Information given →
------------------------------------

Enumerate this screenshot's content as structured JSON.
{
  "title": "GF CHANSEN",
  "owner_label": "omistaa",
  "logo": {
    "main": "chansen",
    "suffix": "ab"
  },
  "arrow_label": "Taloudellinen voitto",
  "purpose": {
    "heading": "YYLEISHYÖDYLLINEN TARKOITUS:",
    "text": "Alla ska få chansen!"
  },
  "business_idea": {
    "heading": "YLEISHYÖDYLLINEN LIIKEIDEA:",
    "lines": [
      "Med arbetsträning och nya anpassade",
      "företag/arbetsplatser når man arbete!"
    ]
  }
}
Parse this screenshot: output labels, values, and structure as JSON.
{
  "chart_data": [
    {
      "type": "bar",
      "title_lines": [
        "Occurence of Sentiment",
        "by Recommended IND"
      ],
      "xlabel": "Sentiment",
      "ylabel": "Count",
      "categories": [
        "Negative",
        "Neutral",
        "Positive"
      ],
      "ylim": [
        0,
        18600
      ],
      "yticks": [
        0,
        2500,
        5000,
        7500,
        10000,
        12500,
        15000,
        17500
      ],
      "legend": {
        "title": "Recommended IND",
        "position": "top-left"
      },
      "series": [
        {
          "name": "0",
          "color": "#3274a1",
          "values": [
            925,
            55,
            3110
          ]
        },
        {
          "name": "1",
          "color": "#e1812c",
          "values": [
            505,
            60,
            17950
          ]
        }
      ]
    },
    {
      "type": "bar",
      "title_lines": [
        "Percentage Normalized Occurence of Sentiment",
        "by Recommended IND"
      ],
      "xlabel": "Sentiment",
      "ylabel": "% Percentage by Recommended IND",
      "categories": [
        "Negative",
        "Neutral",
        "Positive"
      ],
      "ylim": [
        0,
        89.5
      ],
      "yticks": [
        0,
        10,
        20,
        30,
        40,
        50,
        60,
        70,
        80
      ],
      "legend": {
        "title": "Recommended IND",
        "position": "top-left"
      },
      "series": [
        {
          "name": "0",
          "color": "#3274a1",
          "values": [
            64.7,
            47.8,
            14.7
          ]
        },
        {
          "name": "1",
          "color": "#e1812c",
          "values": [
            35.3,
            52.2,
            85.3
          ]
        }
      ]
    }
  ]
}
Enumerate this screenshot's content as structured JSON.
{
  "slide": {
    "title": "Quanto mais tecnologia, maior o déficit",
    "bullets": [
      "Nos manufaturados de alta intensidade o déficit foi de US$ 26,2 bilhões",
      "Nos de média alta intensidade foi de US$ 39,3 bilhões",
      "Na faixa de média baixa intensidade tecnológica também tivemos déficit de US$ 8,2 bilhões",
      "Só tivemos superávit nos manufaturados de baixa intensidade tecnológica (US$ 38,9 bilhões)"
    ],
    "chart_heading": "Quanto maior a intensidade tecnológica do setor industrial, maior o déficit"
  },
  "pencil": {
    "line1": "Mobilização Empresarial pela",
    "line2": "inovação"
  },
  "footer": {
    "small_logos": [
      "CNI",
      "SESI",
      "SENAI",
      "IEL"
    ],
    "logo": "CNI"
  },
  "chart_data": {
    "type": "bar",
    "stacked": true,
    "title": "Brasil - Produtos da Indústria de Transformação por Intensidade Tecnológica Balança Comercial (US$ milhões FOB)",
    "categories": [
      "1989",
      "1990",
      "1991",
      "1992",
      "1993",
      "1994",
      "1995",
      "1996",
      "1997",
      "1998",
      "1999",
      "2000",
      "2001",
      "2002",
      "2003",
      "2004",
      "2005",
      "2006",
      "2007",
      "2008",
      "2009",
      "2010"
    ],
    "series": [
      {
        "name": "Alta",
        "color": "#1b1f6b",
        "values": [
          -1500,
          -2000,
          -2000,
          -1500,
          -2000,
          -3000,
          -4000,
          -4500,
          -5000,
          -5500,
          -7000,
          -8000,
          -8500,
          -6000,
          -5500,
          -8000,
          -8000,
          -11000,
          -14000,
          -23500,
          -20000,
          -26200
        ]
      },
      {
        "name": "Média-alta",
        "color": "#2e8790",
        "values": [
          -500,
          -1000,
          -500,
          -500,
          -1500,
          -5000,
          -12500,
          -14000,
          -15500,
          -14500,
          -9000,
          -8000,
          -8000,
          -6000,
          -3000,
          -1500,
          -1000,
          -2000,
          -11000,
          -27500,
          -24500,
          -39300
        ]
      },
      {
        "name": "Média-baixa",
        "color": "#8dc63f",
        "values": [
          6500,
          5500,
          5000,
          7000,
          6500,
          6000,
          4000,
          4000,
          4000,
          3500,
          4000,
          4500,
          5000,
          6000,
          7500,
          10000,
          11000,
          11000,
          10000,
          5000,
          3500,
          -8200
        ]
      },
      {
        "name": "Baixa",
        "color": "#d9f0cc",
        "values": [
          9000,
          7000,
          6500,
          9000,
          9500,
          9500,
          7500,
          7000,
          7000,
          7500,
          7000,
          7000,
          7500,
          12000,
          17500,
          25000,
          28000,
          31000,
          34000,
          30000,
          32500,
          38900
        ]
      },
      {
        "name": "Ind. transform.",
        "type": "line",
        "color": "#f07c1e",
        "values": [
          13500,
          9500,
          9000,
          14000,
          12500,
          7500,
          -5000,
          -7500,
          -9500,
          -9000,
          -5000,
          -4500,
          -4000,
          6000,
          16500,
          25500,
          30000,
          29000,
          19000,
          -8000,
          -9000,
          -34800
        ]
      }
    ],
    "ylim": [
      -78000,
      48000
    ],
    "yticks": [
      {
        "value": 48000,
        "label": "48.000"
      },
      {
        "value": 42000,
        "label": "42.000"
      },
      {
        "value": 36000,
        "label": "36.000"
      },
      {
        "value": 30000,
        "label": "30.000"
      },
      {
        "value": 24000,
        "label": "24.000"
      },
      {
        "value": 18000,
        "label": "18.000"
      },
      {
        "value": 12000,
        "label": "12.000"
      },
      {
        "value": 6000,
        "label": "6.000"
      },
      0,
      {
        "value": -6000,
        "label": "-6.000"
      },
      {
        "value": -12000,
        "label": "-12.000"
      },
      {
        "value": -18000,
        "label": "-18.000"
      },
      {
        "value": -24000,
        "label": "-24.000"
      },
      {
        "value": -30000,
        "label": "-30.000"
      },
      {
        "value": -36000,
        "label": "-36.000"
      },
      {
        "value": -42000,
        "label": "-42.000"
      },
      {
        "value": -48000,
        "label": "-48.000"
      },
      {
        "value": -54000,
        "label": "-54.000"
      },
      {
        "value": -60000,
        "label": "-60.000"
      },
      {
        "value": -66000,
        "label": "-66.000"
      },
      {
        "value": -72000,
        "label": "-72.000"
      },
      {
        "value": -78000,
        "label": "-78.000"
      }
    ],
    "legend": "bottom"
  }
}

------------------------------------

Aim of the exercise →
Report how many lines include the word "maior". Give nothing but the number.

Full solution →
2